Chart and figure data
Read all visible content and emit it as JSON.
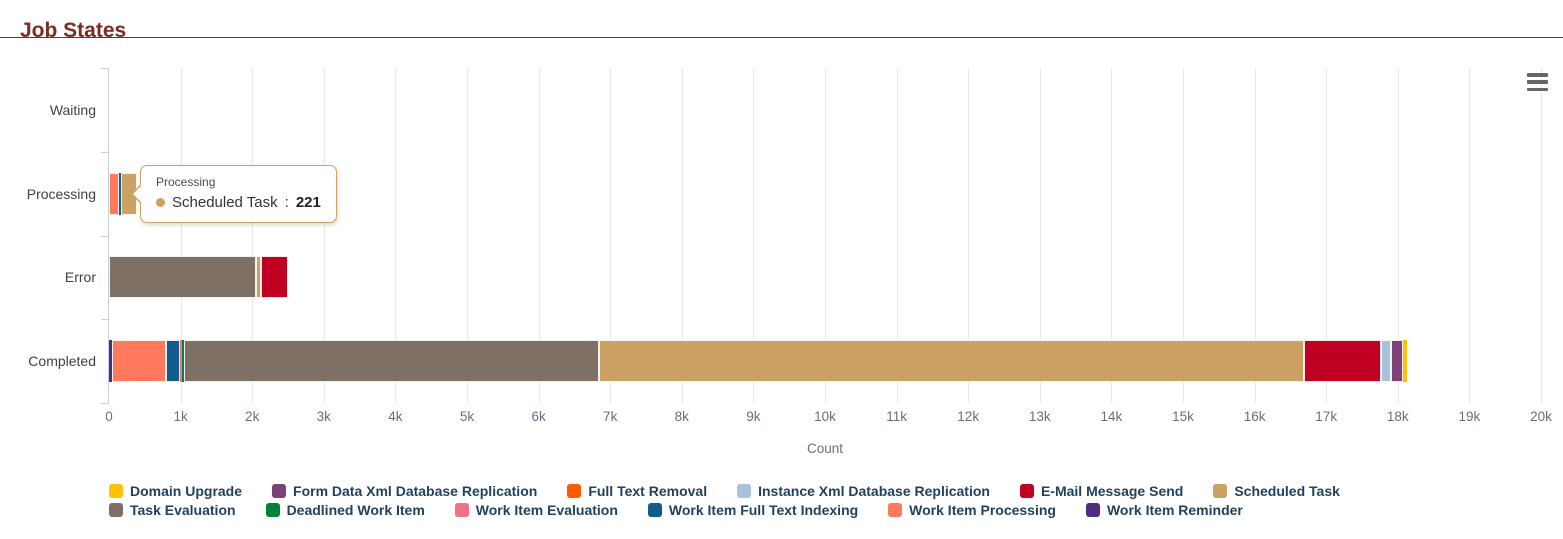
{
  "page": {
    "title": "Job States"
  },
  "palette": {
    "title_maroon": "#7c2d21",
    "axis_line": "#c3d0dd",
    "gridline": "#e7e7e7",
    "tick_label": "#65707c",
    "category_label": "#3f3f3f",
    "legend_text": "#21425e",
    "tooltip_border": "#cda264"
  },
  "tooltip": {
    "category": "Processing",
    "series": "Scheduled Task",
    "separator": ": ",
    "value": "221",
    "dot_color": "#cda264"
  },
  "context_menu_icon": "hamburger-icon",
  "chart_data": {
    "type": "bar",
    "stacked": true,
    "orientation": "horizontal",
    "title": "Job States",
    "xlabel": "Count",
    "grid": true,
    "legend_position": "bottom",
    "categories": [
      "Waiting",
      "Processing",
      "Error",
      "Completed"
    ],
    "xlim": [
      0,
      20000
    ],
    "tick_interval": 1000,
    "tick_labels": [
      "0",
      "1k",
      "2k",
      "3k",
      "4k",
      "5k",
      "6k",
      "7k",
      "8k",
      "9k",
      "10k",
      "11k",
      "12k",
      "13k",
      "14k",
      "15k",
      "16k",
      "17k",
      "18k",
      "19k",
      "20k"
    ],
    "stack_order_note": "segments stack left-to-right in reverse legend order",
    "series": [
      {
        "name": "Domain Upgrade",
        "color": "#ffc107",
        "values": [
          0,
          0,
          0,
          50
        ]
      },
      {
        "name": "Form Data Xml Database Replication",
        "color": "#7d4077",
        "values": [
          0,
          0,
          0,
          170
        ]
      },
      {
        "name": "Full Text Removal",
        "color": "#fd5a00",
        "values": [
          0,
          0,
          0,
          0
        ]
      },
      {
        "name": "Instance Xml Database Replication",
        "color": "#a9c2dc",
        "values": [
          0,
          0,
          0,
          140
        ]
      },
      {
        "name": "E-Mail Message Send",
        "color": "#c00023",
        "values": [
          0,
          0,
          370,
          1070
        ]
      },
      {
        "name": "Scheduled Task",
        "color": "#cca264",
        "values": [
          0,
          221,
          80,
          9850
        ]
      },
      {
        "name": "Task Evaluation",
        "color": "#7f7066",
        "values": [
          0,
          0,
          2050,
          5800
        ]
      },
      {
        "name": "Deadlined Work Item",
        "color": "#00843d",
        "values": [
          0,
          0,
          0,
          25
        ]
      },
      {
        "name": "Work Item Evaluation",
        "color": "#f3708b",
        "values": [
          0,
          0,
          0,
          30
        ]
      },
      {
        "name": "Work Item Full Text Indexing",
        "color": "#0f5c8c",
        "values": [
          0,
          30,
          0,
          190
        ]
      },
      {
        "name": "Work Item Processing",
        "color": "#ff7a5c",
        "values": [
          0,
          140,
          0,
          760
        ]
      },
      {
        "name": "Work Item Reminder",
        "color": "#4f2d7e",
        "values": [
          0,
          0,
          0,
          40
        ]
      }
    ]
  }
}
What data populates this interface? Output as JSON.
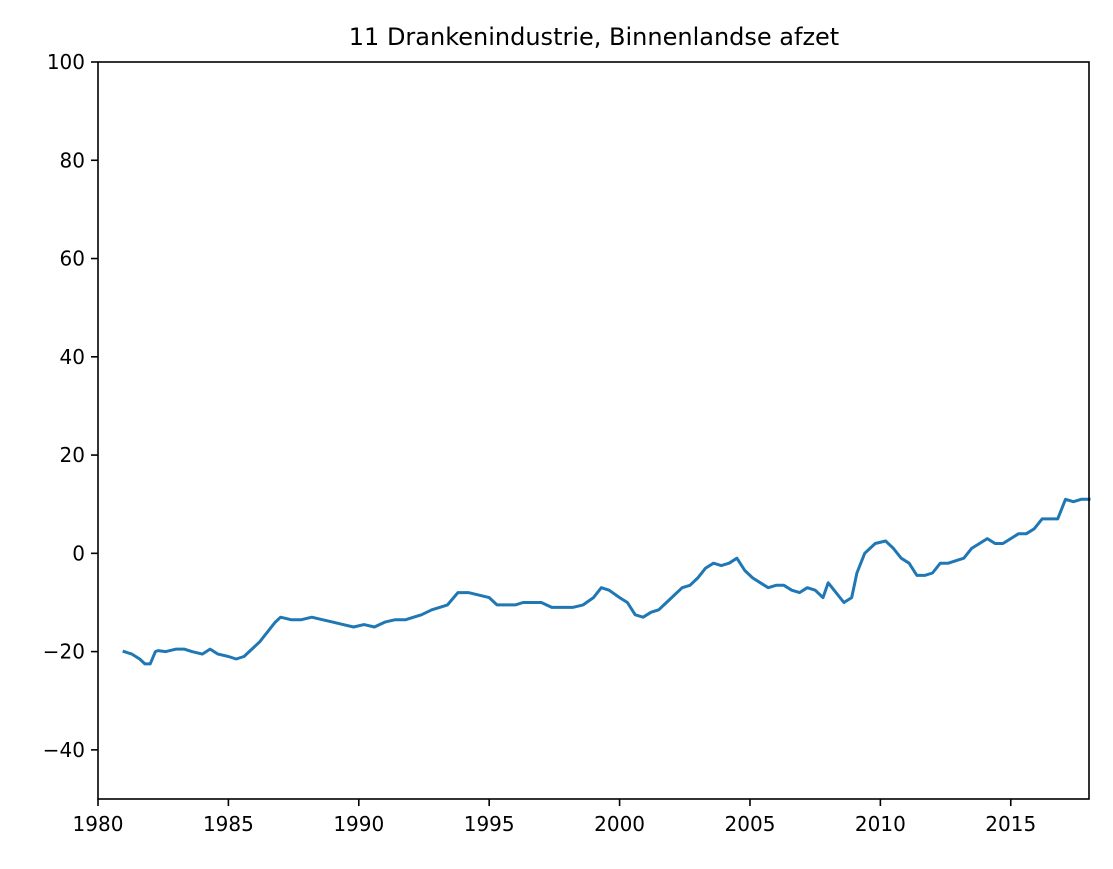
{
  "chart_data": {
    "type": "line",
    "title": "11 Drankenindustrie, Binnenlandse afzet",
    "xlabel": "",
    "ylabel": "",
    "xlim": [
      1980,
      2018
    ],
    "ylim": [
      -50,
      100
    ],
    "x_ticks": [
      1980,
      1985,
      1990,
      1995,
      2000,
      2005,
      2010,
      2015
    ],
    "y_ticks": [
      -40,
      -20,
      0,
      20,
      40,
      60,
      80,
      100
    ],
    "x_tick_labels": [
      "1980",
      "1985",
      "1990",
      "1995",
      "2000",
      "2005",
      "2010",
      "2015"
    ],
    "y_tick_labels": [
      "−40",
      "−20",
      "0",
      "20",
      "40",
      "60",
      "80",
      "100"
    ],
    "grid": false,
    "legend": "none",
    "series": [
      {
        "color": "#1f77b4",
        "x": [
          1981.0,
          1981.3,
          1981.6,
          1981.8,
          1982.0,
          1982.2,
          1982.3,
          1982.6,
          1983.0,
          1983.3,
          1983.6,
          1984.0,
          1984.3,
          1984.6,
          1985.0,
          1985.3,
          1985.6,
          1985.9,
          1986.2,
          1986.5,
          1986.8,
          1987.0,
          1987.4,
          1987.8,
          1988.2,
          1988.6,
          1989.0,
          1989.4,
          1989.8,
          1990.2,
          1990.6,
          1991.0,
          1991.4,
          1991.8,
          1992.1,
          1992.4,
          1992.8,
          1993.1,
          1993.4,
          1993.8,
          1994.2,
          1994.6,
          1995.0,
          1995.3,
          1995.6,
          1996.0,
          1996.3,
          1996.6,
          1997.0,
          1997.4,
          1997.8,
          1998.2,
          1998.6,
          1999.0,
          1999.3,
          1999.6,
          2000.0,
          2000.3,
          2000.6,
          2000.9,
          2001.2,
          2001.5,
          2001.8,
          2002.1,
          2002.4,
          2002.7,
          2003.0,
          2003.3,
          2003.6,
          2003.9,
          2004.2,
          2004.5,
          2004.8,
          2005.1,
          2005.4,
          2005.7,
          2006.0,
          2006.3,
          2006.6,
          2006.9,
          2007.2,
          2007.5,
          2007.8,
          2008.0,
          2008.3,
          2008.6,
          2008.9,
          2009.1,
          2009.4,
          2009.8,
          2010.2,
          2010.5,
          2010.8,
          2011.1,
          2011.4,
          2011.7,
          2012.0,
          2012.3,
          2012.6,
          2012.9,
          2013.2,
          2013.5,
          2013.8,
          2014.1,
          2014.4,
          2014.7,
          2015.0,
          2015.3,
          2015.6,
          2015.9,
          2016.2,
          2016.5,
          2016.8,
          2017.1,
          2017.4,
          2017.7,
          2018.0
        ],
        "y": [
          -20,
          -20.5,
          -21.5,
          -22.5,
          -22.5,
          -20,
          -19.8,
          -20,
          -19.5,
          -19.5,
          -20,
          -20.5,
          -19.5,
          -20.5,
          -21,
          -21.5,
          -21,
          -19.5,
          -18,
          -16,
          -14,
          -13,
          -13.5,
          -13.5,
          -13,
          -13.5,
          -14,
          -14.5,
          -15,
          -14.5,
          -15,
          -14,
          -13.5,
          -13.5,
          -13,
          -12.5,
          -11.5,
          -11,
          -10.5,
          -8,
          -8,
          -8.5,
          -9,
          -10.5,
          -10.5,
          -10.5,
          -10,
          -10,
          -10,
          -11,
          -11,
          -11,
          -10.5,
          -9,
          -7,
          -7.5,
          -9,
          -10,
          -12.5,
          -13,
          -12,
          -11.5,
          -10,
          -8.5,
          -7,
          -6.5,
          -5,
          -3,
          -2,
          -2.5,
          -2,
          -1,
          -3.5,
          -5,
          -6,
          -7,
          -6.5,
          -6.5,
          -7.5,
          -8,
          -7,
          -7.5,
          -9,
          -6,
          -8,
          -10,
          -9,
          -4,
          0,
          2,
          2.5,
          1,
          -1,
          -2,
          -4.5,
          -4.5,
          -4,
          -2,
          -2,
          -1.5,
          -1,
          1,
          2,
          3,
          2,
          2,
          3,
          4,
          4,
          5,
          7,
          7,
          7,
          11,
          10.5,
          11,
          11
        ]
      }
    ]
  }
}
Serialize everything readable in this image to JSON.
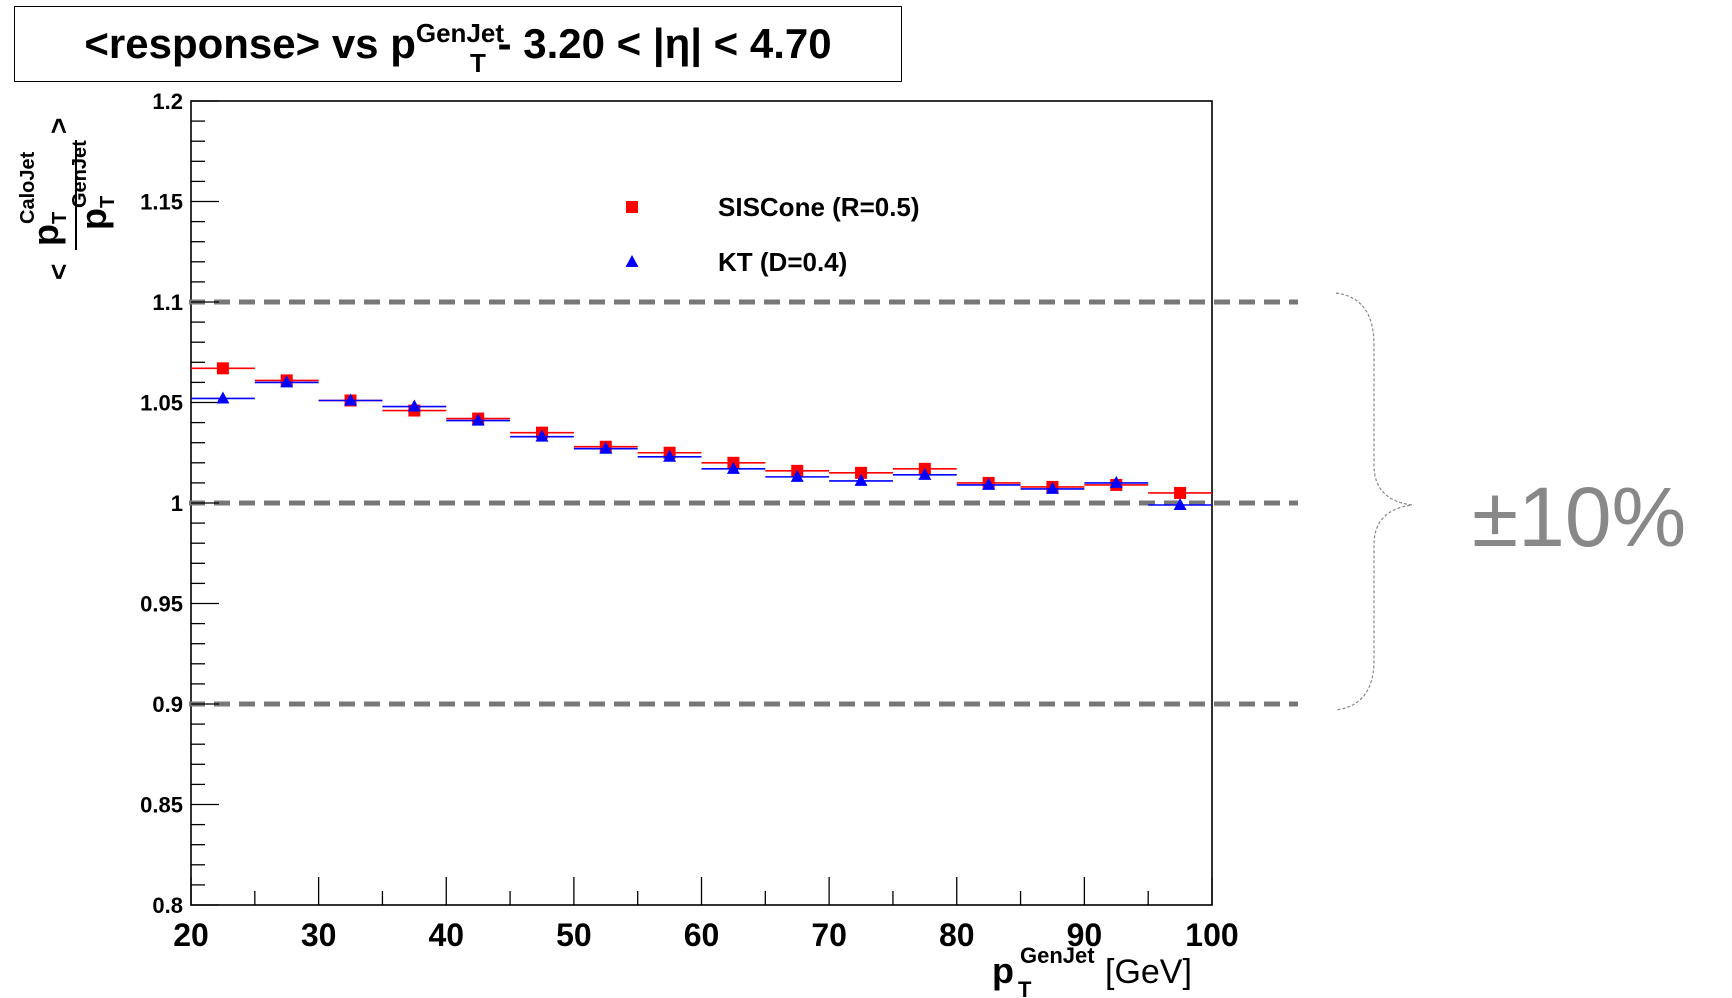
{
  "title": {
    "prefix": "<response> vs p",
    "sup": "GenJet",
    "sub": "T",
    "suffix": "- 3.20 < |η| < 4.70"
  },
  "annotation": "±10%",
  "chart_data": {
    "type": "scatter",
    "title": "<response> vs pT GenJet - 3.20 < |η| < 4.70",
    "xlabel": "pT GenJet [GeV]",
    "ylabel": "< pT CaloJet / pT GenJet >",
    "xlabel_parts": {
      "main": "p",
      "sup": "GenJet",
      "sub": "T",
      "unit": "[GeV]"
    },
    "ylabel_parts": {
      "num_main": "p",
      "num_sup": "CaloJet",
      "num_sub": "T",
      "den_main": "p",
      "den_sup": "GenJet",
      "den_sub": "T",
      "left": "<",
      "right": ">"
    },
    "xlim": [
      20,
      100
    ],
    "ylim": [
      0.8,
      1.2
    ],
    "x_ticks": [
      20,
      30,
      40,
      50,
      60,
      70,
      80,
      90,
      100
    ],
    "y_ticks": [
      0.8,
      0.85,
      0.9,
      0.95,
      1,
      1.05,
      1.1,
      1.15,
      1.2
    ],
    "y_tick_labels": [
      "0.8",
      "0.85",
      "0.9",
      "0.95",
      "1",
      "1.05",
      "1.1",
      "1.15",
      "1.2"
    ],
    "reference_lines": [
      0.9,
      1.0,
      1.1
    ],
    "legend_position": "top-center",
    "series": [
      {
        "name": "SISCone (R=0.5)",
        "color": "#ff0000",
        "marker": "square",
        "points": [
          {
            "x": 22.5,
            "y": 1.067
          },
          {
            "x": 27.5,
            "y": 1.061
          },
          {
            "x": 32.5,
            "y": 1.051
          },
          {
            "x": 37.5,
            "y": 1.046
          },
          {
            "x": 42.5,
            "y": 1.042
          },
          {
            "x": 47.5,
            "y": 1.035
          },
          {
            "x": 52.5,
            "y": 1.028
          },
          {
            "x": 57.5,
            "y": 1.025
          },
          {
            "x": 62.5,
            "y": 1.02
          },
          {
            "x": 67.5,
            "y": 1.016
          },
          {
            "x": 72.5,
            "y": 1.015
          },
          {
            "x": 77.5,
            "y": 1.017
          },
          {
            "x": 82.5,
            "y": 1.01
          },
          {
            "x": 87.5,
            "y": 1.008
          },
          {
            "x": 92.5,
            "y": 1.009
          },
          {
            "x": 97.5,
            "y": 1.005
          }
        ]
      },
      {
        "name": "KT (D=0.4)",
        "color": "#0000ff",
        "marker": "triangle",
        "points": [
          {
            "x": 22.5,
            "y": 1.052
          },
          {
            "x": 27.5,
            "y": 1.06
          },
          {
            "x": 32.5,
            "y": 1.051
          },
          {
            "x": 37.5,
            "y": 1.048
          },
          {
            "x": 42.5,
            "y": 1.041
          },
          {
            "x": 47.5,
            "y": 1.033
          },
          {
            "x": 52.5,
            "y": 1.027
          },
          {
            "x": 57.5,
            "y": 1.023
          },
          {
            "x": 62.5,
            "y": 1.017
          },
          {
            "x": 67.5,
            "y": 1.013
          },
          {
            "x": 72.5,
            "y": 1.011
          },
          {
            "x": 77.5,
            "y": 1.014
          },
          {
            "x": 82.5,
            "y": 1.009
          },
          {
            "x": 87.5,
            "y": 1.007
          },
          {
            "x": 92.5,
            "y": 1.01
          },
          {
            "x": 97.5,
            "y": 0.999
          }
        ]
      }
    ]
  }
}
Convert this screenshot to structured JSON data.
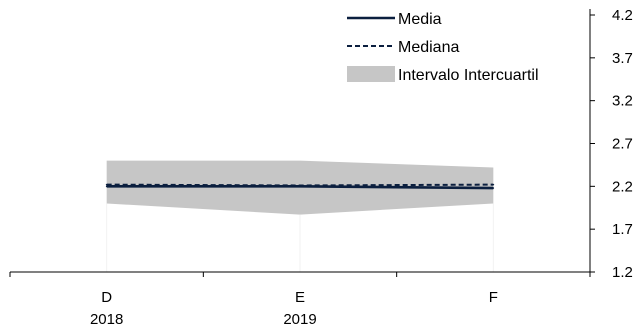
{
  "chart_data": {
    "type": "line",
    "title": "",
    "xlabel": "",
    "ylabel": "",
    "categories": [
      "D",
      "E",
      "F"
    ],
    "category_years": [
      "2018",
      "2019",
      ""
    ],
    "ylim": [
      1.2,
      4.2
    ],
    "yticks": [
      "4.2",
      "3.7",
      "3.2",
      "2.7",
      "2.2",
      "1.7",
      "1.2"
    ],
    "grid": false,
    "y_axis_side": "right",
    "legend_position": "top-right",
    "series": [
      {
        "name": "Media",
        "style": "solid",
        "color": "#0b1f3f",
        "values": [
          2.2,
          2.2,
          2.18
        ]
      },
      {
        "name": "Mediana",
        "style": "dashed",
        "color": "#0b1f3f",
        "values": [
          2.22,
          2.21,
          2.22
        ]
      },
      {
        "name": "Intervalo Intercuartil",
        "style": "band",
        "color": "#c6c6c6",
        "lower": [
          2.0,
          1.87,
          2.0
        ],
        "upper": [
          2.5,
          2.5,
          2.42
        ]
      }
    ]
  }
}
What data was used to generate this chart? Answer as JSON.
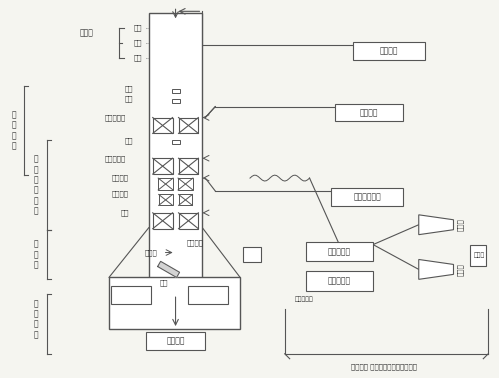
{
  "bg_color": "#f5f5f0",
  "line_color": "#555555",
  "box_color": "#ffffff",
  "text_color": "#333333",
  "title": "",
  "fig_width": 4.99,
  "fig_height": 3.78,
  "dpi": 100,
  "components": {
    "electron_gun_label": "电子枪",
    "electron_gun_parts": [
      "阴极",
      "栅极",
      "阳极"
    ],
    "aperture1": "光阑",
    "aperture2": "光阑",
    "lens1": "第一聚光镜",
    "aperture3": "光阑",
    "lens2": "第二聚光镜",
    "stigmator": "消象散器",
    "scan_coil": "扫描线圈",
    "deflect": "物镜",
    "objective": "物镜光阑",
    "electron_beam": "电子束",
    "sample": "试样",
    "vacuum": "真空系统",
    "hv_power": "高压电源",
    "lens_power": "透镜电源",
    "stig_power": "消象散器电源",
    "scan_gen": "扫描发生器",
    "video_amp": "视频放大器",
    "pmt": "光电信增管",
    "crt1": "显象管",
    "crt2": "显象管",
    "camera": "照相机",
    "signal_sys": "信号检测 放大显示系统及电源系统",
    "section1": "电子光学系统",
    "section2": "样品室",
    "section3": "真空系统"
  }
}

WHAT THE EXERCISE ASKS
Scan the records for the string "right". Copy each line in which it appears.

RESULT
    "stack_order_note": "segments stack left-to-right in reverse legend order",
      "right": ">"
    "y_axis_side": "right",
    "legend_position": "top-right",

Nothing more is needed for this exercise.